Extract to read:
^^^^
On November 18, 2022, the National Labor Relations Board (NLRB) issued a supplemental decision and order reversing a previous decision in the same case after it was remanded back to the NLRB from the D.C. Circuit. The case, T-Mobile USA and Communications Workers of America, AFL-CIO, deals with whether T-Mobile’s “T-Voice” program implemented for its call center employees qualifies as a labor organization under the National Labor Relations Act (NLRA). The “T-Voice” program was implemented in 2015 and challenged by the Communications Workers Union (CWU) in 2016. The CWU has been attempting to organize the Company’s call center employees since 2009.

The “T-Voice” program consisted of T-Voice representatives whose primary duties were to collect pain points, employee complaints about workplace issues, and enter them into a data base so that the complaints could be reviewed and addressed by management. These pain points not only included complaints about customer interactions, but also complaints about the terms and conditions of employment such as paid time off and charging stations in employee break rooms, among other things.
^^^^
Data:
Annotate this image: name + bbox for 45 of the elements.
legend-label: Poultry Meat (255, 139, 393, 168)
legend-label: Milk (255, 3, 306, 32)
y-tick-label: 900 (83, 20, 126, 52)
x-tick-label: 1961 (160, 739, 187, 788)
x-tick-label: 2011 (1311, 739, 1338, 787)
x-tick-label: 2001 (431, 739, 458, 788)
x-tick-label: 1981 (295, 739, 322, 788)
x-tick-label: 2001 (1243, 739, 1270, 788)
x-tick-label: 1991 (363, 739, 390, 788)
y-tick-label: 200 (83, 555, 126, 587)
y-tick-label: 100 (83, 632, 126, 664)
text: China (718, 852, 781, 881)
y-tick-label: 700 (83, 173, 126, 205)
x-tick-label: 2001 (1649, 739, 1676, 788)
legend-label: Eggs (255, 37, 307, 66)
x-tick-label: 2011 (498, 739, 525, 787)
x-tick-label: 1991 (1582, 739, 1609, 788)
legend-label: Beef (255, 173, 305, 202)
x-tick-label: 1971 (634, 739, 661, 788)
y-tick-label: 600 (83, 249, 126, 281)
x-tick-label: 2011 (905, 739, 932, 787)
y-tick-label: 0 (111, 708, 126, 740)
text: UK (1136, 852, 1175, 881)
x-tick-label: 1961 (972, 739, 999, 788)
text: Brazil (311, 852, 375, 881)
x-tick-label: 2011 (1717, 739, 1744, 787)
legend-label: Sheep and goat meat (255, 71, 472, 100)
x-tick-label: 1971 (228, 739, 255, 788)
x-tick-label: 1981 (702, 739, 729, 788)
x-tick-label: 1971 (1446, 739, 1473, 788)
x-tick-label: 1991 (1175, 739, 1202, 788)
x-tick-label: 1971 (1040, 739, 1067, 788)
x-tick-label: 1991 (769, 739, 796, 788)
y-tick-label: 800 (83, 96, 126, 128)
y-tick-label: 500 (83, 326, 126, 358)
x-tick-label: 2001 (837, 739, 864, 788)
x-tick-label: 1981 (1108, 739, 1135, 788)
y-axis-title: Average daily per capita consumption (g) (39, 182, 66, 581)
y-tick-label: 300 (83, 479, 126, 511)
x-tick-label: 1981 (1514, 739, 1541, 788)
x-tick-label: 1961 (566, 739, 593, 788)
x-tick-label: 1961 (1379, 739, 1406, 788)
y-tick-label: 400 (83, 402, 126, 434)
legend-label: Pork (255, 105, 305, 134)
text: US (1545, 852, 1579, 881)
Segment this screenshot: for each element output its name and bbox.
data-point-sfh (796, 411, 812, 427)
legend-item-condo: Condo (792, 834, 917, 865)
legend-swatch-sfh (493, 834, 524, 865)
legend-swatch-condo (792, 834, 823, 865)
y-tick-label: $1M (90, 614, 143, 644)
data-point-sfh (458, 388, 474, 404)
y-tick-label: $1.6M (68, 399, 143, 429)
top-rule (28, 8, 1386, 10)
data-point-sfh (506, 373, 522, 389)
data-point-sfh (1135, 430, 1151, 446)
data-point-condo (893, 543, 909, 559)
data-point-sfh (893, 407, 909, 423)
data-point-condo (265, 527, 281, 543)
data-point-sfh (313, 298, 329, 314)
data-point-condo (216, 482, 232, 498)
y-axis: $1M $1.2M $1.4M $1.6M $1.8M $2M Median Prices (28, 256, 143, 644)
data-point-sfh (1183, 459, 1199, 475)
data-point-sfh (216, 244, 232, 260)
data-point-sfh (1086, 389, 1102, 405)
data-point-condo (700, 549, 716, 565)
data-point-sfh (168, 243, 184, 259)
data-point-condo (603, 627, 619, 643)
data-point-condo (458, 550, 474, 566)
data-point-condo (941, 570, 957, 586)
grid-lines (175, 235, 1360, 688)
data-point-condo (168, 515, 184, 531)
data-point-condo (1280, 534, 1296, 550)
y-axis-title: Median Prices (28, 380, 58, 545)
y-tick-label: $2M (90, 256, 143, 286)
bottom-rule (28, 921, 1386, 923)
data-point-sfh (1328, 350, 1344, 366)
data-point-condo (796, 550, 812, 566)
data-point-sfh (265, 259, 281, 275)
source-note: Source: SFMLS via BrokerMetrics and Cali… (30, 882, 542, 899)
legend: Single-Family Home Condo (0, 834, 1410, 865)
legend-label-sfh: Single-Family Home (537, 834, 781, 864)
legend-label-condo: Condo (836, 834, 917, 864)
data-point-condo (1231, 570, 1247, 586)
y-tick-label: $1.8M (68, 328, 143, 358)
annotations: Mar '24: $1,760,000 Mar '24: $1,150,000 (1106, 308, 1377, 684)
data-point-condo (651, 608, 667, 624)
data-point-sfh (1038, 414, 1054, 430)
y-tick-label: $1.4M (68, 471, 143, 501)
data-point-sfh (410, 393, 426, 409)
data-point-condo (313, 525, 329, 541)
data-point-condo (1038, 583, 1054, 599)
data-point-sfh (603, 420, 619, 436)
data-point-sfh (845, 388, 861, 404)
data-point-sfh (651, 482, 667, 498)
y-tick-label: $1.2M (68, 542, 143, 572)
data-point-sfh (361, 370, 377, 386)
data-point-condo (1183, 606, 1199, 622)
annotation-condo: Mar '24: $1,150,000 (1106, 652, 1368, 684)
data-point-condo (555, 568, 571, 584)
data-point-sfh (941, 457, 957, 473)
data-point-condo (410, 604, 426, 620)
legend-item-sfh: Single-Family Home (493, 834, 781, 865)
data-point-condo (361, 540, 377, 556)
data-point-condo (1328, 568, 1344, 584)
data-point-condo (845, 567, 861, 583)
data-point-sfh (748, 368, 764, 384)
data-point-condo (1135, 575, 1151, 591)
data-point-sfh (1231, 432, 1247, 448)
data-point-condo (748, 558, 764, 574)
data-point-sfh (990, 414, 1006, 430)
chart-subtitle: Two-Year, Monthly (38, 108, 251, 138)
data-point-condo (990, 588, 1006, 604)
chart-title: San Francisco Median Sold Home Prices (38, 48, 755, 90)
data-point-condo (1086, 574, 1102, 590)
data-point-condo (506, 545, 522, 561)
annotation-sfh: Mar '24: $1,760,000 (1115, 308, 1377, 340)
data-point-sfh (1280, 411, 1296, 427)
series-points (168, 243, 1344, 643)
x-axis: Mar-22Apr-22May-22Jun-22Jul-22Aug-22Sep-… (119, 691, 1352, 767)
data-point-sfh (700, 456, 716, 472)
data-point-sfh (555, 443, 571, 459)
^^^^
What is asked:
A. From the T-Voice passage, quote the text between "On November 18, 2022, the" and "employees since 2009.", inclusive.
B. List every year mentioned in the T-Voice passage, in the order they appear.

Answer list:
A.
On November 18, 2022, the National Labor Relations Board (NLRB) issued a supplemental decision and order reversing a previous decision in the same case after it was remanded back to the NLRB from the D.C. Circuit. The case, T-Mobile USA and Communications Workers of America, AFL-CIO, deals with whether T-Mobile’s “T-Voice” program implemented for its call center employees qualifies as a labor organization under the National Labor Relations Act (NLRA). The “T-Voice” program was implemented in 2015 and challenged by the Communications Workers Union (CWU) in 2016. The CWU has been attempting to organize the Company’s call center employees since 2009.

B. 2022, 2015, 2016, 2009